- **Information supplied**:
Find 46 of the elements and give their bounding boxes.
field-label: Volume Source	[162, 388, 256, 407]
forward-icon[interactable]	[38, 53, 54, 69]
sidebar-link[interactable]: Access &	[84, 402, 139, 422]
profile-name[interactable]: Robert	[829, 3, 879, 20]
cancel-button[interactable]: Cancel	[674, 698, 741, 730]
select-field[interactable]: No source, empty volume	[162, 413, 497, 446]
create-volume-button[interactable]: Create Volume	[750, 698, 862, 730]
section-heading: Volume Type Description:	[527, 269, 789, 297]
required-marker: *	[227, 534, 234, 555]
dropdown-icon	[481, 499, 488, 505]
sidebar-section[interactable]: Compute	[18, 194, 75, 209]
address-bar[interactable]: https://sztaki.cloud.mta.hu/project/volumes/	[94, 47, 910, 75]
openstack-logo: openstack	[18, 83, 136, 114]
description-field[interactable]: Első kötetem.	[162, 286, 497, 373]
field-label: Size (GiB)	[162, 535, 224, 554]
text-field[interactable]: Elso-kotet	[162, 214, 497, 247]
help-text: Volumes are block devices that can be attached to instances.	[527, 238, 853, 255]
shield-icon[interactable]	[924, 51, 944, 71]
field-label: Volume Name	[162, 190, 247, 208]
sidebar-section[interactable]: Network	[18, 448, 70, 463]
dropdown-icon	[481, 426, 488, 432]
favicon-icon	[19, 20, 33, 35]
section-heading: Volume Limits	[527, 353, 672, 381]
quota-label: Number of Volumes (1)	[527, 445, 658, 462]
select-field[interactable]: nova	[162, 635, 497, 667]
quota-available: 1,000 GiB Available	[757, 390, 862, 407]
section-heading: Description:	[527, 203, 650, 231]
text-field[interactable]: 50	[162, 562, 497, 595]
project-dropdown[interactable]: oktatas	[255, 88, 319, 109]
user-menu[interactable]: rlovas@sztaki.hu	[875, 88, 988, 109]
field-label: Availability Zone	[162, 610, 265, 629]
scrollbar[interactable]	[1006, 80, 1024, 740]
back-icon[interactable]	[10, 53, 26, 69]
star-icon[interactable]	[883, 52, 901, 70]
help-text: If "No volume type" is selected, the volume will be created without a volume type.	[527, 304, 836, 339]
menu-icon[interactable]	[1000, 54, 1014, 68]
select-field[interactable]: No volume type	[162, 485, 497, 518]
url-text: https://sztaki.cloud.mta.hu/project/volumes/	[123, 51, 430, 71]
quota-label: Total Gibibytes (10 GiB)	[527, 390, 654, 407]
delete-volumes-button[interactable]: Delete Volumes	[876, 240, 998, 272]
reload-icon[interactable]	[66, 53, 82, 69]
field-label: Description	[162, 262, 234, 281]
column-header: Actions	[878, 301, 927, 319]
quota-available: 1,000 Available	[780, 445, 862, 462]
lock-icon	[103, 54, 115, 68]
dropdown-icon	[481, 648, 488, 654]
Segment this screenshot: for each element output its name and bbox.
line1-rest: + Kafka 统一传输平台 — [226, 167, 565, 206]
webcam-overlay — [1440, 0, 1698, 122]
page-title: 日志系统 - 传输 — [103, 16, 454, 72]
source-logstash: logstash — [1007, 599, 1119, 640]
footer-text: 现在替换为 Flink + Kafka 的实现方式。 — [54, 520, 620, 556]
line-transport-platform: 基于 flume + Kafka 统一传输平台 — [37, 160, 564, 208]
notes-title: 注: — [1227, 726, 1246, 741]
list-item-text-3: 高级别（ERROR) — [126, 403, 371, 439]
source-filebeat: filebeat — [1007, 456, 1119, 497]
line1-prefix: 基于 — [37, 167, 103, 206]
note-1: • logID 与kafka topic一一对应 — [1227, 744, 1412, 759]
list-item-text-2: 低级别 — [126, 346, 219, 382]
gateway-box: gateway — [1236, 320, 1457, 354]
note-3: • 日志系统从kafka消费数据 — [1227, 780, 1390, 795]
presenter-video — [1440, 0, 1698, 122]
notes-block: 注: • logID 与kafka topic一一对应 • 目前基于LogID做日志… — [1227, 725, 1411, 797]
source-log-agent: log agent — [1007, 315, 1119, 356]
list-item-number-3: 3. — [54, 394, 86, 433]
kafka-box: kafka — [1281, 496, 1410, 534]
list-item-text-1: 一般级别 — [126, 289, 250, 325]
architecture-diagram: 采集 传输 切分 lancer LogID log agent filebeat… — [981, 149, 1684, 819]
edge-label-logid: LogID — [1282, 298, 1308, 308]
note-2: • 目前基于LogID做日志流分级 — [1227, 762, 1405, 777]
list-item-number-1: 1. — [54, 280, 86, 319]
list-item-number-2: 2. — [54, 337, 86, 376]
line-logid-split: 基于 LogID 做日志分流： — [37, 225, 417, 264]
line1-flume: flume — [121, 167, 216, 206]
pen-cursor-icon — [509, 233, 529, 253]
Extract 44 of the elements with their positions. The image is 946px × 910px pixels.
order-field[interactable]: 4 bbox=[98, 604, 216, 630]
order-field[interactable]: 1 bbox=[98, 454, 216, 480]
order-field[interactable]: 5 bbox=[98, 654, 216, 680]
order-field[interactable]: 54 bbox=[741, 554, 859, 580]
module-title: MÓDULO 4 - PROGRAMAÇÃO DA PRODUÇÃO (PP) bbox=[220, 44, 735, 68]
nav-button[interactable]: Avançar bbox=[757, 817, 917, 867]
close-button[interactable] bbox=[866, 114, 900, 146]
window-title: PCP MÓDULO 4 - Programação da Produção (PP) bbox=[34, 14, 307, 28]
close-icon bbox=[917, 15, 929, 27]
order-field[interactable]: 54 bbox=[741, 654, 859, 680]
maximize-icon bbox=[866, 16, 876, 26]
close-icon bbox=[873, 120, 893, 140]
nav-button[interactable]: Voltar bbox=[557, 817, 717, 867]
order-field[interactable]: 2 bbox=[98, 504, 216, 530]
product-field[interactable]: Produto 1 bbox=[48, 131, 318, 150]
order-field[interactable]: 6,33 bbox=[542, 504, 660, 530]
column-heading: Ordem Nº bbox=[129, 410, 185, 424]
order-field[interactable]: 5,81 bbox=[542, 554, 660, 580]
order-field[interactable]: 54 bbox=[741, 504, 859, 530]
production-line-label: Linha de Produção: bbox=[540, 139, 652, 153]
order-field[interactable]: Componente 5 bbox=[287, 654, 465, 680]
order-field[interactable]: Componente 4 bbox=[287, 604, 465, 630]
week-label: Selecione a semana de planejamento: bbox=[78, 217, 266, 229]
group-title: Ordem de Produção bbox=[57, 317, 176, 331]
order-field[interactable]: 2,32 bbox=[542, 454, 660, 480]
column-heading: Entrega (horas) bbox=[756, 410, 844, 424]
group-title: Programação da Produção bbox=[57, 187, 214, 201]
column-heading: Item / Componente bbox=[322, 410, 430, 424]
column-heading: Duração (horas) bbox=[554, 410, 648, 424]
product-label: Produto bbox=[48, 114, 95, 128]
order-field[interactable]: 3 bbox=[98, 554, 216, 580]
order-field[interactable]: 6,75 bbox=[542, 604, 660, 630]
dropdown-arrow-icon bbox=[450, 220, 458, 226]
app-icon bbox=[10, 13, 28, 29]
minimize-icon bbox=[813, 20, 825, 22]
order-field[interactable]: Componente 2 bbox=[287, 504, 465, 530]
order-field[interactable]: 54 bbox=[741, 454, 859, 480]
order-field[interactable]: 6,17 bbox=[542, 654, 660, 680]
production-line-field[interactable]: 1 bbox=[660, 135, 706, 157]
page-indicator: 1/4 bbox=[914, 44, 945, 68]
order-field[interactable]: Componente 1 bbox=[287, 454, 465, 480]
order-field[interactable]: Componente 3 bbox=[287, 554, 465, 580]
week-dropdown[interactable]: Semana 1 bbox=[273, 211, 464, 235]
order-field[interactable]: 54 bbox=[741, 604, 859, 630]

- **Aim**:
Rewrite the records starting at the beginning and ending at the line that contains "535, 224, 554]", substituting "form-label" for every occurrence of "field-label" and leaving everything else unchanged.

- **Task answer**:
Find 46 of the elements and give their bounding boxes.
form-label: Volume Source	[162, 388, 256, 407]
forward-icon[interactable]	[38, 53, 54, 69]
sidebar-link[interactable]: Access &	[84, 402, 139, 422]
profile-name[interactable]: Robert	[829, 3, 879, 20]
cancel-button[interactable]: Cancel	[674, 698, 741, 730]
select-field[interactable]: No source, empty volume	[162, 413, 497, 446]
create-volume-button[interactable]: Create Volume	[750, 698, 862, 730]
section-heading: Volume Type Description:	[527, 269, 789, 297]
required-marker: *	[227, 534, 234, 555]
dropdown-icon	[481, 499, 488, 505]
sidebar-section[interactable]: Compute	[18, 194, 75, 209]
address-bar[interactable]: https://sztaki.cloud.mta.hu/project/volumes/	[94, 47, 910, 75]
openstack-logo: openstack	[18, 83, 136, 114]
description-field[interactable]: Első kötetem.	[162, 286, 497, 373]
form-label: Size (GiB)	[162, 535, 224, 554]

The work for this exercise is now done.